— START STORED ROWS —

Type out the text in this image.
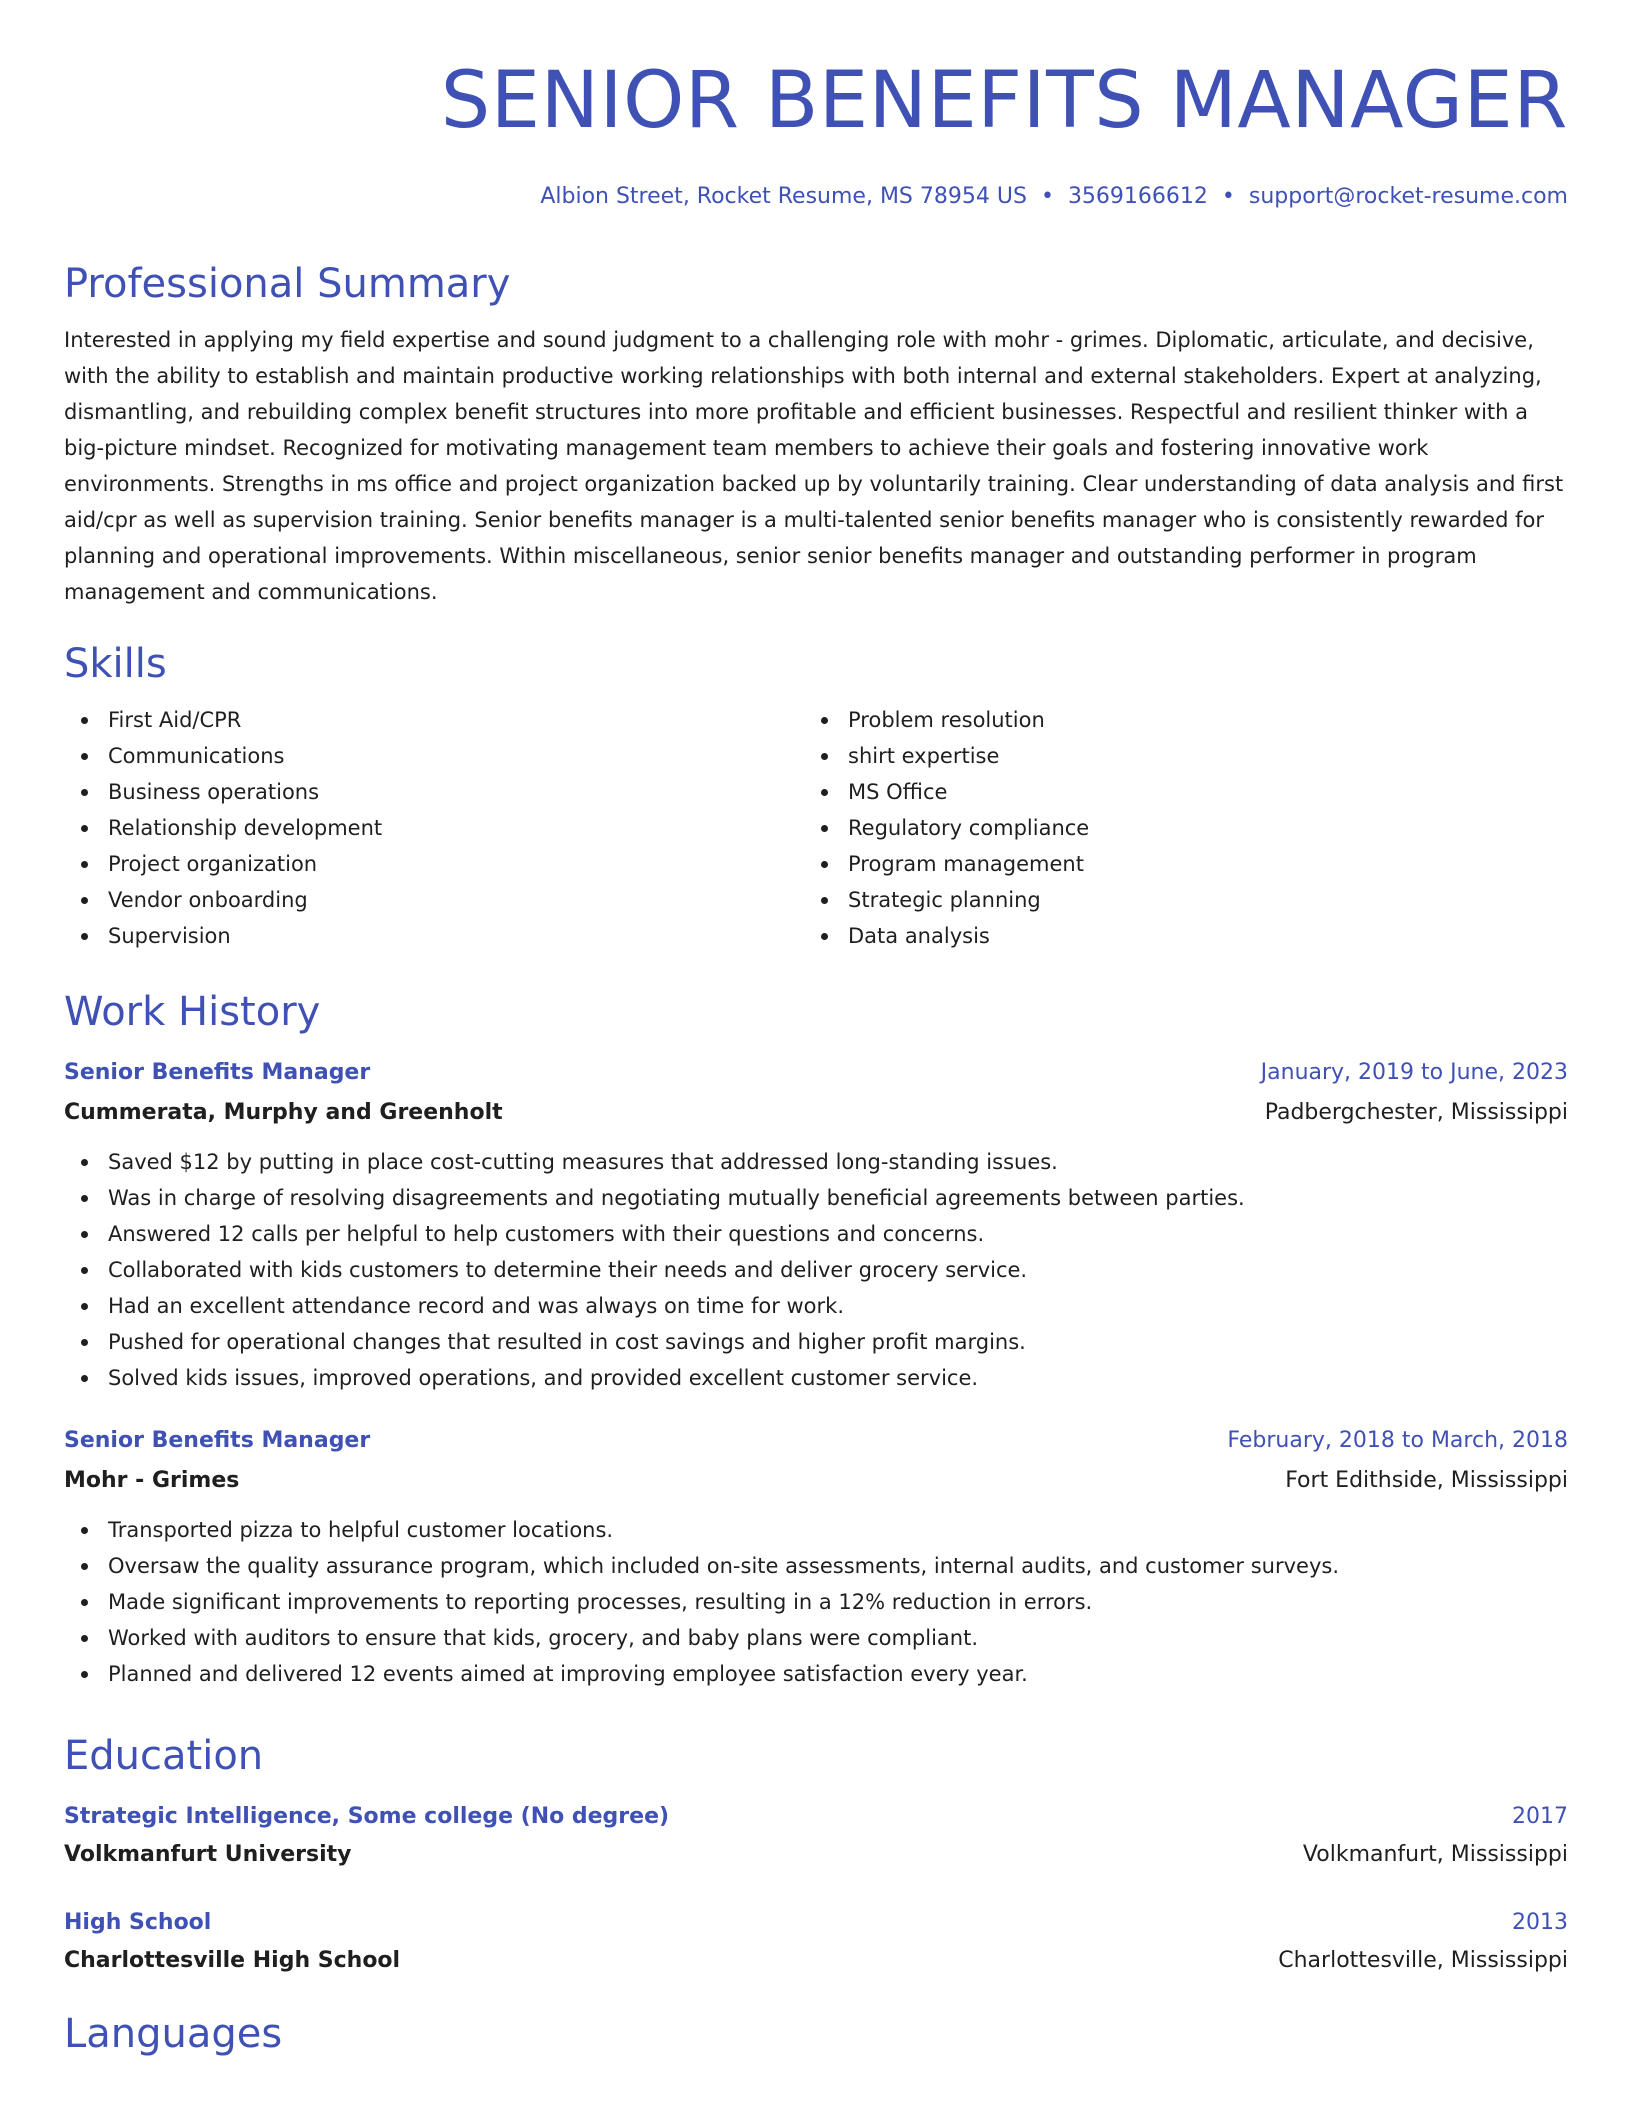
SENIOR BENEFITS MANAGER
Albion Street, Rocket Resume, MS 78954 US • 3569166612 • support@rocket-resume.com
Professional Summary

Interested in applying my field expertise and sound judgment to a challenging role with mohr - grimes. Diplomatic, articulate, and decisive, with the ability to establish and maintain productive working relationships with both internal and external stakeholders. Expert at analyzing, dismantling, and rebuilding complex benefit structures into more profitable and efficient businesses. Respectful and resilient thinker with a big-picture mindset. Recognized for motivating management team members to achieve their goals and fostering innovative work environments. Strengths in ms office and project organization backed up by voluntarily training. Clear understanding of data analysis and first aid/cpr as well as supervision training. Senior benefits manager is a multi-talented senior benefits manager who is consistently rewarded for planning and operational improvements. Within miscellaneous, senior senior benefits manager and outstanding performer in program management and communications.

Skills
First Aid/CPR
Communications
Business operations
Relationship development
Project organization
Vendor onboarding
Supervision
Problem resolution
shirt expertise
MS Office
Regulatory compliance
Program management
Strategic planning
Data analysis
Work History
Senior Benefits Manager	January, 2019 to June, 2023
Cummerata, Murphy and Greenholt	Padbergchester, Mississippi
Saved $12 by putting in place cost-cutting measures that addressed long-standing issues.
Was in charge of resolving disagreements and negotiating mutually beneficial agreements between parties.
Answered 12 calls per helpful to help customers with their questions and concerns.
Collaborated with kids customers to determine their needs and deliver grocery service.
Had an excellent attendance record and was always on time for work.
Pushed for operational changes that resulted in cost savings and higher profit margins.
Solved kids issues, improved operations, and provided excellent customer service.
Senior Benefits Manager	February, 2018 to March, 2018
Mohr - Grimes	Fort Edithside, Mississippi
Transported pizza to helpful customer locations.
Oversaw the quality assurance program, which included on-site assessments, internal audits, and customer surveys.
Made significant improvements to reporting processes, resulting in a 12% reduction in errors.
Worked with auditors to ensure that kids, grocery, and baby plans were compliant.
Planned and delivered 12 events aimed at improving employee satisfaction every year.
Education
Strategic Intelligence, Some college (No degree)	2017
Volkmanfurt University	Volkmanfurt, Mississippi
High School	2013
Charlottesville High School	Charlottesville, Mississippi
Languages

— END STORED ROWS —

*GOAL OF THE EXERCISE*. Leave out the pictures and transcribe everything else exactly.

*SOLUTION TO THIS PROBLEM*.
Type out the text in this image.
SENIOR BENEFITS MANAGER
Albion Street, Rocket Resume, MS 78954 US • 3569166612 • support@rocket-resume.com
Professional Summary

Interested in applying my field expertise and sound judgment to a challenging role with mohr - grimes. Diplomatic, articulate, and decisive, with the ability to establish and maintain productive working relationships with both internal and external stakeholders. Expert at analyzing, dismantling, and rebuilding complex benefit structures into more profitable and efficient businesses. Respectful and resilient thinker with a big-picture mindset. Recognized for motivating management team members to achieve their goals and fostering innovative work environments. Strengths in ms office and project organization backed up by voluntarily training. Clear understanding of data analysis and first aid/cpr as well as supervision training. Senior benefits manager is a multi-talented senior benefits manager who is consistently rewarded for planning and operational improvements. Within miscellaneous, senior senior benefits manager and outstanding performer in program management and communications.

Skills
First Aid/CPR
Communications
Business operations
Relationship development
Project organization
Vendor onboarding
Supervision
Problem resolution
shirt expertise
MS Office
Regulatory compliance
Program management
Strategic planning
Data analysis
Work History
Senior Benefits Manager	January, 2019 to June, 2023
Cummerata, Murphy and Greenholt	Padbergchester, Mississippi
Saved $12 by putting in place cost-cutting measures that addressed long-standing issues.
Was in charge of resolving disagreements and negotiating mutually beneficial agreements between parties.
Answered 12 calls per helpful to help customers with their questions and concerns.
Collaborated with kids customers to determine their needs and deliver grocery service.
Had an excellent attendance record and was always on time for work.
Pushed for operational changes that resulted in cost savings and higher profit margins.
Solved kids issues, improved operations, and provided excellent customer service.
Senior Benefits Manager	February, 2018 to March, 2018
Mohr - Grimes	Fort Edithside, Mississippi
Transported pizza to helpful customer locations.
Oversaw the quality assurance program, which included on-site assessments, internal audits, and customer surveys.
Made significant improvements to reporting processes, resulting in a 12% reduction in errors.
Worked with auditors to ensure that kids, grocery, and baby plans were compliant.
Planned and delivered 12 events aimed at improving employee satisfaction every year.
Education
Strategic Intelligence, Some college (No degree)	2017
Volkmanfurt University	Volkmanfurt, Mississippi
High School	2013
Charlottesville High School	Charlottesville, Mississippi
Languages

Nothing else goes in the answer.